◆ What needs to be done
Identify the lines that contain the string "Chitosan" and report only how many there are.

◆ Task input

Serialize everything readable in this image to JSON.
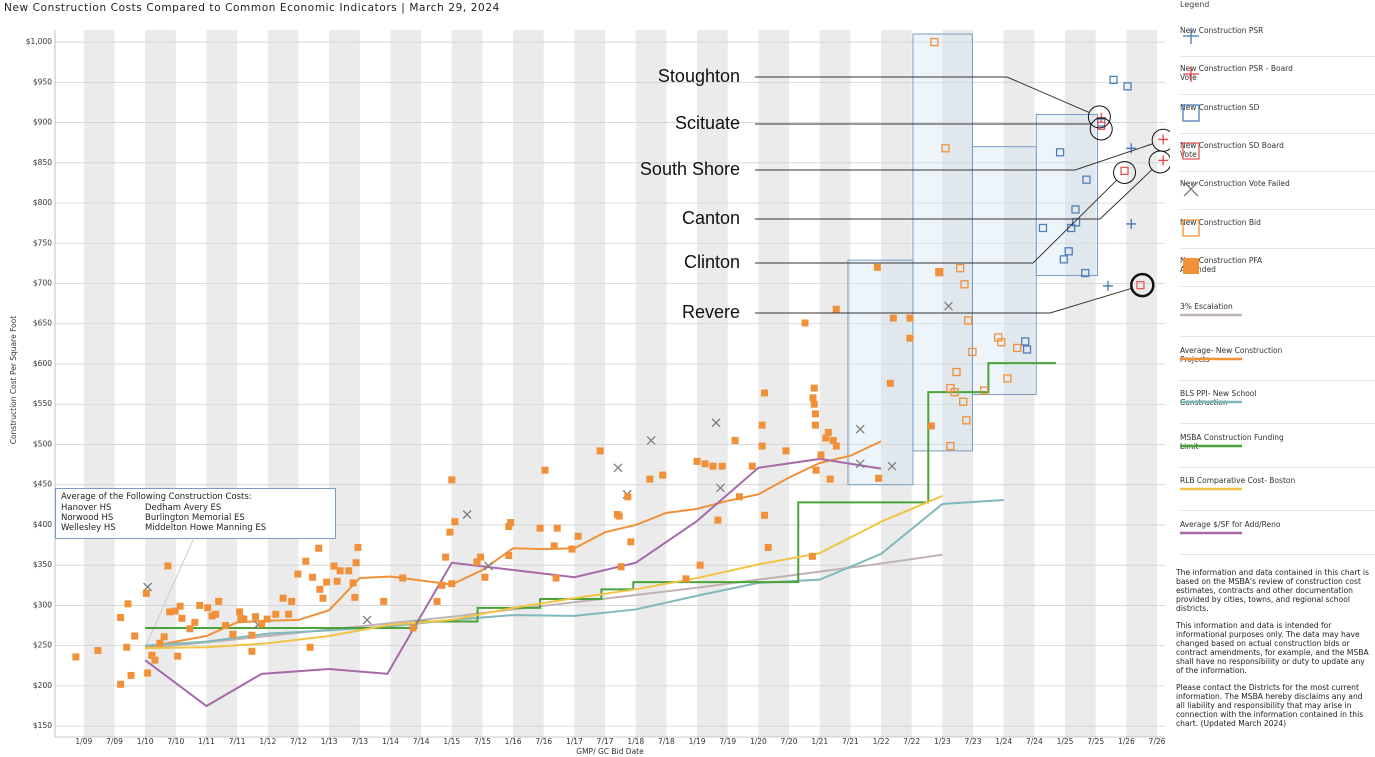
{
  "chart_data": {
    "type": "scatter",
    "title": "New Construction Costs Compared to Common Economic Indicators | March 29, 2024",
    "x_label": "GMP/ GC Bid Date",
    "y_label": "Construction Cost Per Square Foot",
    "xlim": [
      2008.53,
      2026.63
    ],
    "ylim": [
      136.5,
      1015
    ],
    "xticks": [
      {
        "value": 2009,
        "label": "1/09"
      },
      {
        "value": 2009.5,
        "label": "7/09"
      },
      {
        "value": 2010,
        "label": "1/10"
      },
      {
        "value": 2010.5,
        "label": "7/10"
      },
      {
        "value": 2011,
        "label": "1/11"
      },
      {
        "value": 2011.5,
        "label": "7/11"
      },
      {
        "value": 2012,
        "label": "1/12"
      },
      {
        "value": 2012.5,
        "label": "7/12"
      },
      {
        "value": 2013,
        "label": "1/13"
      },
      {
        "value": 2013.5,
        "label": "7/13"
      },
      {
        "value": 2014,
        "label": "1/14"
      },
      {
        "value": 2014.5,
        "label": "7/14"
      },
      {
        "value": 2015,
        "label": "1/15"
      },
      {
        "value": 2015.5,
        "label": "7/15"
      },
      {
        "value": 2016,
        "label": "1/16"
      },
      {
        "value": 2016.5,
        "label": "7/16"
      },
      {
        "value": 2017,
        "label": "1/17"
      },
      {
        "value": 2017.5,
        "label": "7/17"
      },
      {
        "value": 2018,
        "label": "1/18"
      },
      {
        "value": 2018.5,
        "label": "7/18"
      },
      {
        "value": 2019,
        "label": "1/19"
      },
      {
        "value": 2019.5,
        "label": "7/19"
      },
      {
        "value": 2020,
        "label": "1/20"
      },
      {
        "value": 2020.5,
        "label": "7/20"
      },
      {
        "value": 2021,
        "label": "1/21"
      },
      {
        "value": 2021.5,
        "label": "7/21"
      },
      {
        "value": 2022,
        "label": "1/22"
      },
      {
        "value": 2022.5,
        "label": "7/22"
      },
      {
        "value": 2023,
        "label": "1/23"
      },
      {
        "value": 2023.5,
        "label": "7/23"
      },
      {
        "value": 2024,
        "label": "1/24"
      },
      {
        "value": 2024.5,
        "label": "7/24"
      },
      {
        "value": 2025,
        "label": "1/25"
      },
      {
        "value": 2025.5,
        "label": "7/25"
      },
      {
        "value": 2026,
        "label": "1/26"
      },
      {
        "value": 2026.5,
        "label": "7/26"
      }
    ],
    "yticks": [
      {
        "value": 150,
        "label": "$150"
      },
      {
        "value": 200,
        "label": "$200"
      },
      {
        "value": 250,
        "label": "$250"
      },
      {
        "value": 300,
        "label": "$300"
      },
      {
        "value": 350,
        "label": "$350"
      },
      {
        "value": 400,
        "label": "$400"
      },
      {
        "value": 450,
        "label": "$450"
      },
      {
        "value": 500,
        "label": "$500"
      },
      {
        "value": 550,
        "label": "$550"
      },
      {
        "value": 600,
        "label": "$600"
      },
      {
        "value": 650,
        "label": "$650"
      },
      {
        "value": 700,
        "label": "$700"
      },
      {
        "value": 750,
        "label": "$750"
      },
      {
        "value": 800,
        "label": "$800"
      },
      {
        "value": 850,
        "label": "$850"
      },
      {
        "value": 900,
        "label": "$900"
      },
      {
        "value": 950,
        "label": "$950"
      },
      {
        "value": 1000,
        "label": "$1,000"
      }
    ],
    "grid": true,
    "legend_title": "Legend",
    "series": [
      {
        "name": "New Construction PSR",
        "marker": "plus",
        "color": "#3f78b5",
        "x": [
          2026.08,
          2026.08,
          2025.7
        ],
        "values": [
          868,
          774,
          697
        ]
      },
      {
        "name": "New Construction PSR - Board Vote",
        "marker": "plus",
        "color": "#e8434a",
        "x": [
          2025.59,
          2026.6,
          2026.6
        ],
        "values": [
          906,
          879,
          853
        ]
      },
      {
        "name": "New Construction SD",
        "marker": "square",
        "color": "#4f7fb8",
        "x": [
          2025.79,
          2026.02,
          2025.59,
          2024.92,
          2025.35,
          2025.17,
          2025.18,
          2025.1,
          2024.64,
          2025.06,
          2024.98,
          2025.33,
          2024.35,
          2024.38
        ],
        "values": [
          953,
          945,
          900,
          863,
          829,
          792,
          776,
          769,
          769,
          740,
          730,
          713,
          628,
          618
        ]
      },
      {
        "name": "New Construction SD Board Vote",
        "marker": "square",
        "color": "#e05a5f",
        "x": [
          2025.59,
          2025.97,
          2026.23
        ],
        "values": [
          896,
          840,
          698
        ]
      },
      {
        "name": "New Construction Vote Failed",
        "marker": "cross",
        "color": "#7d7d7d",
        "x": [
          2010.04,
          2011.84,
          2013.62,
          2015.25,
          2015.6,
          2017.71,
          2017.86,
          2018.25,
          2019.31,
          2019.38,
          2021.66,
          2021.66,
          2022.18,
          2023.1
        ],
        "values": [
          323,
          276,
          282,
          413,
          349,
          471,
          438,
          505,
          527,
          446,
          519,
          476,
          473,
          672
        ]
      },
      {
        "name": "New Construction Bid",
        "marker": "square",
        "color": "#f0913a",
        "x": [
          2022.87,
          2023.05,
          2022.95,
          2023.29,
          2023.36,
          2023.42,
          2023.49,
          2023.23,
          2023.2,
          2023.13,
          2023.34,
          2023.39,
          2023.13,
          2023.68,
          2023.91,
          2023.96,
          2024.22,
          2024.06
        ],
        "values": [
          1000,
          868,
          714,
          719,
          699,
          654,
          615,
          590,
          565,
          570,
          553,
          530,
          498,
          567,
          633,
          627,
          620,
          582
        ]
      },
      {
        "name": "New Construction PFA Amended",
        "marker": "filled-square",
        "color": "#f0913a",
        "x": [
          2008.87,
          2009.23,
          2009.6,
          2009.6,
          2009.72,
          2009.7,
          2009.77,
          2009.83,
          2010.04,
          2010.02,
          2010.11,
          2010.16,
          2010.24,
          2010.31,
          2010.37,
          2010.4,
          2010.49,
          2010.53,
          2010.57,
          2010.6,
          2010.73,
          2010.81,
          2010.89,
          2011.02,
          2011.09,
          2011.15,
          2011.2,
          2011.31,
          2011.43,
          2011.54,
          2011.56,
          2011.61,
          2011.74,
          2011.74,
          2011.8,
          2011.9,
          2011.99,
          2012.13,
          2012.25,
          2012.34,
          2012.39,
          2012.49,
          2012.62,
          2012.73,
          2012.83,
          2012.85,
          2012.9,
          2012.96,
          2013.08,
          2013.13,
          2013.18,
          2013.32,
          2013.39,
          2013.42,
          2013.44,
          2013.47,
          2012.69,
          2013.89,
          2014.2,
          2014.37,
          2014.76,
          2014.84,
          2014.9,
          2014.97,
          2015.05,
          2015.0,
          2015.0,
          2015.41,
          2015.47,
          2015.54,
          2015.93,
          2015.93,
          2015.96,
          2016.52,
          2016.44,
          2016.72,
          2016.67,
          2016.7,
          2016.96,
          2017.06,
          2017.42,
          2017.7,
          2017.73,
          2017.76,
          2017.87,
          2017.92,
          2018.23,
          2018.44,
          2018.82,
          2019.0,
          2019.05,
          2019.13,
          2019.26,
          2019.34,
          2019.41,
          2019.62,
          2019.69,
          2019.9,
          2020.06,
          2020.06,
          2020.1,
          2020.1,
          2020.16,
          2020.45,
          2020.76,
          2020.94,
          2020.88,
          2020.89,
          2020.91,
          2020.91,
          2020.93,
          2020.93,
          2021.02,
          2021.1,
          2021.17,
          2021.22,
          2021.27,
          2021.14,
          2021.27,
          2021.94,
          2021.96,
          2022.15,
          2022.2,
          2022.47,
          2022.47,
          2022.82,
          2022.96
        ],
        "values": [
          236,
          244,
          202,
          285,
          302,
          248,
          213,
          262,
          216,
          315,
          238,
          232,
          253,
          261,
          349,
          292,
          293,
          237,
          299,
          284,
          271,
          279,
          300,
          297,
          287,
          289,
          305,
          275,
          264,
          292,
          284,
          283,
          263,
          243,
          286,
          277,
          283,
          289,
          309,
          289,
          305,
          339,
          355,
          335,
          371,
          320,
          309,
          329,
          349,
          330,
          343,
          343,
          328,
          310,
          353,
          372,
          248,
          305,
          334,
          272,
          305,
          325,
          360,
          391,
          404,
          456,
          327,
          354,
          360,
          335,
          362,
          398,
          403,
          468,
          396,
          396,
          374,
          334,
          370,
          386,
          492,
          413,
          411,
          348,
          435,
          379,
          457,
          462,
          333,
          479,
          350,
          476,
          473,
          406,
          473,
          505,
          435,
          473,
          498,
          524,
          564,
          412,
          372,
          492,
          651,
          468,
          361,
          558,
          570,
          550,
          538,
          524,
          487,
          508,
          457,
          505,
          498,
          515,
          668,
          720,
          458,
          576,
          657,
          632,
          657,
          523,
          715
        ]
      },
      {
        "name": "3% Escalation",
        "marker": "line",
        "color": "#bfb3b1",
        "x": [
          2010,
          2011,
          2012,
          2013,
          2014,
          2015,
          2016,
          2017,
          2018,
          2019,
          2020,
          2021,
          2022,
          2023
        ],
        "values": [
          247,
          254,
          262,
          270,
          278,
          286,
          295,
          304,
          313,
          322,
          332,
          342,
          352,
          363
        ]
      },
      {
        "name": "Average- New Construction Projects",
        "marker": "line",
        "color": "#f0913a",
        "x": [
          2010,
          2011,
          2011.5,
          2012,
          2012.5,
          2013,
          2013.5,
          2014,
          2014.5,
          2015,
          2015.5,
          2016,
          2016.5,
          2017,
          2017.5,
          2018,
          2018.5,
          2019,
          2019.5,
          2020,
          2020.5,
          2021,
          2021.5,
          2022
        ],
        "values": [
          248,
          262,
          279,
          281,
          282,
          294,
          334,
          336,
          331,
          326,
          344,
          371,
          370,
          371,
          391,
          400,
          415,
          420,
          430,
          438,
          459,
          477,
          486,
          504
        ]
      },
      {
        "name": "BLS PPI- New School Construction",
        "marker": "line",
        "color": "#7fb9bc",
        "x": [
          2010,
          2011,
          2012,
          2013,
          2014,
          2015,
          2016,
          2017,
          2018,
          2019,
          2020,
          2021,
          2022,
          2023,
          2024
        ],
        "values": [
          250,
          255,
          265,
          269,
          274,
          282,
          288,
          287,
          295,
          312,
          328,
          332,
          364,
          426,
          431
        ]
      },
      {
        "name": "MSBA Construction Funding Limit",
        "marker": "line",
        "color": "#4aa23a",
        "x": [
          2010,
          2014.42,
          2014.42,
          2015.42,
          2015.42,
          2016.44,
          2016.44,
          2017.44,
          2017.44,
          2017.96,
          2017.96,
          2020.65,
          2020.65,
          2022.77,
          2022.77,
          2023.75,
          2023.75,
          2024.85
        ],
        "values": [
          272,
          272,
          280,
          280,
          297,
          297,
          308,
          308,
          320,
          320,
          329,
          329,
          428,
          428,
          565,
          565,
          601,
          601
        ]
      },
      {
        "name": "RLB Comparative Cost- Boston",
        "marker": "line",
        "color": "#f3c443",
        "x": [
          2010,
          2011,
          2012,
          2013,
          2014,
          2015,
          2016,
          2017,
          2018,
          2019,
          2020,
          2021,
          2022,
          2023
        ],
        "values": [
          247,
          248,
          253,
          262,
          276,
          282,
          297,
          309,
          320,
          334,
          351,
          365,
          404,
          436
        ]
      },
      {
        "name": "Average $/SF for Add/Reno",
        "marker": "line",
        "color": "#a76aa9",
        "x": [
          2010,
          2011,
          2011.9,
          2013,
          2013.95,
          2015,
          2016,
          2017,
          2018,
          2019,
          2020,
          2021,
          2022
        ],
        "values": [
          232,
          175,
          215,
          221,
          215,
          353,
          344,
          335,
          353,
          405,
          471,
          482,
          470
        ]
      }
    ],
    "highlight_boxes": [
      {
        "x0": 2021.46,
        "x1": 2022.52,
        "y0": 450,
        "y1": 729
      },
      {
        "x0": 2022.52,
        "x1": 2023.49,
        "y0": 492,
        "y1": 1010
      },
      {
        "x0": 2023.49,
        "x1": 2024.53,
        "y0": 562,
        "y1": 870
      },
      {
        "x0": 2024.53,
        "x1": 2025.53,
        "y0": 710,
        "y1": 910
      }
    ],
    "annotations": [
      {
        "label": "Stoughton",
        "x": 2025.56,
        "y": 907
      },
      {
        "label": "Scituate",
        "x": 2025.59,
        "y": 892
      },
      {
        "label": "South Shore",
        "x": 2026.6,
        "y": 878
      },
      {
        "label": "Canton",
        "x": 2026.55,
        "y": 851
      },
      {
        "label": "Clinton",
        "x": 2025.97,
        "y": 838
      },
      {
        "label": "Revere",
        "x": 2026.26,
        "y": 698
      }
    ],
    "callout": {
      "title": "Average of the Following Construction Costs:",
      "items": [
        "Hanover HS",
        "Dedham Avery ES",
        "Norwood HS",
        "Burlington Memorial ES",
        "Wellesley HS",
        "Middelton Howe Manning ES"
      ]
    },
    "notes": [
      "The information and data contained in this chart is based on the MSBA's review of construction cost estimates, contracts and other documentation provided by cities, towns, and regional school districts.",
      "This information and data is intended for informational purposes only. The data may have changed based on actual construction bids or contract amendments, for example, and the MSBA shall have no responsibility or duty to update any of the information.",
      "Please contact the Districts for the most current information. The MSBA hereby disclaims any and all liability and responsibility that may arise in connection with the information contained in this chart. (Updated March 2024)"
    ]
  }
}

==

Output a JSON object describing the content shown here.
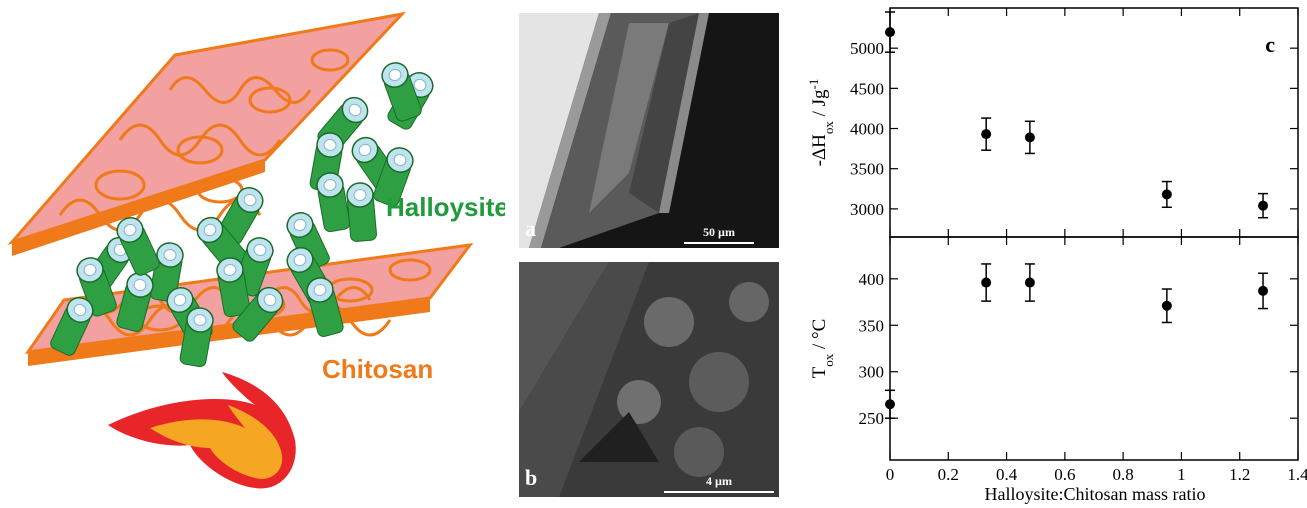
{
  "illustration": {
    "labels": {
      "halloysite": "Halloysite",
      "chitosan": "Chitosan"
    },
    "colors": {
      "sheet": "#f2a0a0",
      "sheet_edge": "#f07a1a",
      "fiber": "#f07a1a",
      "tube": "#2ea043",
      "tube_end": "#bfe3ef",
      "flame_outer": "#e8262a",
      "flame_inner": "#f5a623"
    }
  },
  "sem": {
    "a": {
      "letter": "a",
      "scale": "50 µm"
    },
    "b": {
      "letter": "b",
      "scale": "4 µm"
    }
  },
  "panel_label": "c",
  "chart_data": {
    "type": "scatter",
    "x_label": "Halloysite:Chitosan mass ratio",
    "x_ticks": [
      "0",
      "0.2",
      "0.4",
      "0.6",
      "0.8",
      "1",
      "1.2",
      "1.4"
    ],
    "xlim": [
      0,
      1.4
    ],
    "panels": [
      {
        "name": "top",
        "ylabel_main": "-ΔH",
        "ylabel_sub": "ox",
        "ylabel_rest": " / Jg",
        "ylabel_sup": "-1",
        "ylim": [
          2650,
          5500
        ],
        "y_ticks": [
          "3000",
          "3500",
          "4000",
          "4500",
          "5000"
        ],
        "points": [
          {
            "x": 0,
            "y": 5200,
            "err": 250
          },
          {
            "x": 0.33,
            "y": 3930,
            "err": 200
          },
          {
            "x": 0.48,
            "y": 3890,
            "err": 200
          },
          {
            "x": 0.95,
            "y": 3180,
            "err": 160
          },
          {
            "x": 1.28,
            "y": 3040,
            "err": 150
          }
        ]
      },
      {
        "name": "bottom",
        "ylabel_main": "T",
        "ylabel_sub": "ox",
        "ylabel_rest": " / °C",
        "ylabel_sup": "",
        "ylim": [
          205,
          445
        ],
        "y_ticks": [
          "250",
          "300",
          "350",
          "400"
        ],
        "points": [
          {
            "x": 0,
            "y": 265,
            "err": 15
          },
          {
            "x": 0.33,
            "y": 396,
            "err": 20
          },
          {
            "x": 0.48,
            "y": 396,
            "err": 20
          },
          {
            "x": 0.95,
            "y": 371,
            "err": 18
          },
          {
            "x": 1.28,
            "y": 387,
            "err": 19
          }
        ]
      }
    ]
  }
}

--

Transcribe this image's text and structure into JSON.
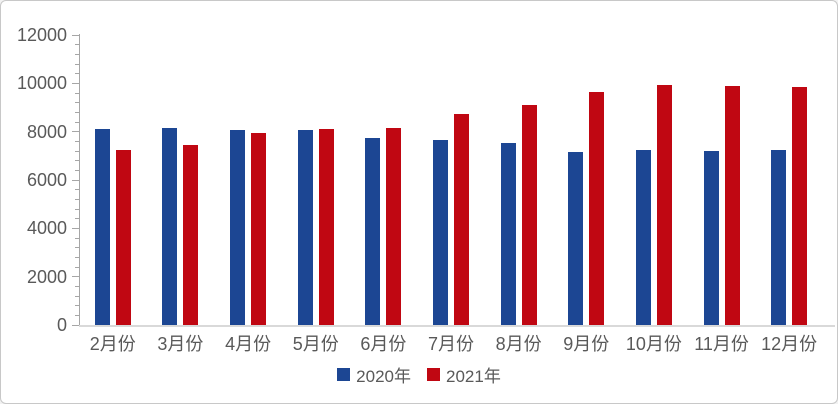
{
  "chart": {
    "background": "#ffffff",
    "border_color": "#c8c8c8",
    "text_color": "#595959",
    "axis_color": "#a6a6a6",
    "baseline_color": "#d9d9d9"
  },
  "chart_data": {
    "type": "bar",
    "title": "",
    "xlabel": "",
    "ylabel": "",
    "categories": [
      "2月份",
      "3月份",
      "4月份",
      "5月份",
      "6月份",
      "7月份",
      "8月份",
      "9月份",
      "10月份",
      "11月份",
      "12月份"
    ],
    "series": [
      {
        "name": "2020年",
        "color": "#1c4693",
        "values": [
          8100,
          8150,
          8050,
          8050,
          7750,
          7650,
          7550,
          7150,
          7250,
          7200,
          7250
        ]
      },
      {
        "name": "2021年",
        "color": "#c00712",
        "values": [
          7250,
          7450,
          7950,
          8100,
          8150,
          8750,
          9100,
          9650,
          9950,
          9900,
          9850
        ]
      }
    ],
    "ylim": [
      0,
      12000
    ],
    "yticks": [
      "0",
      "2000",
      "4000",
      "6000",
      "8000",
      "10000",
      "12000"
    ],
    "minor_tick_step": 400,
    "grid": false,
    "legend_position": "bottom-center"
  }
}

◆ Task answer
2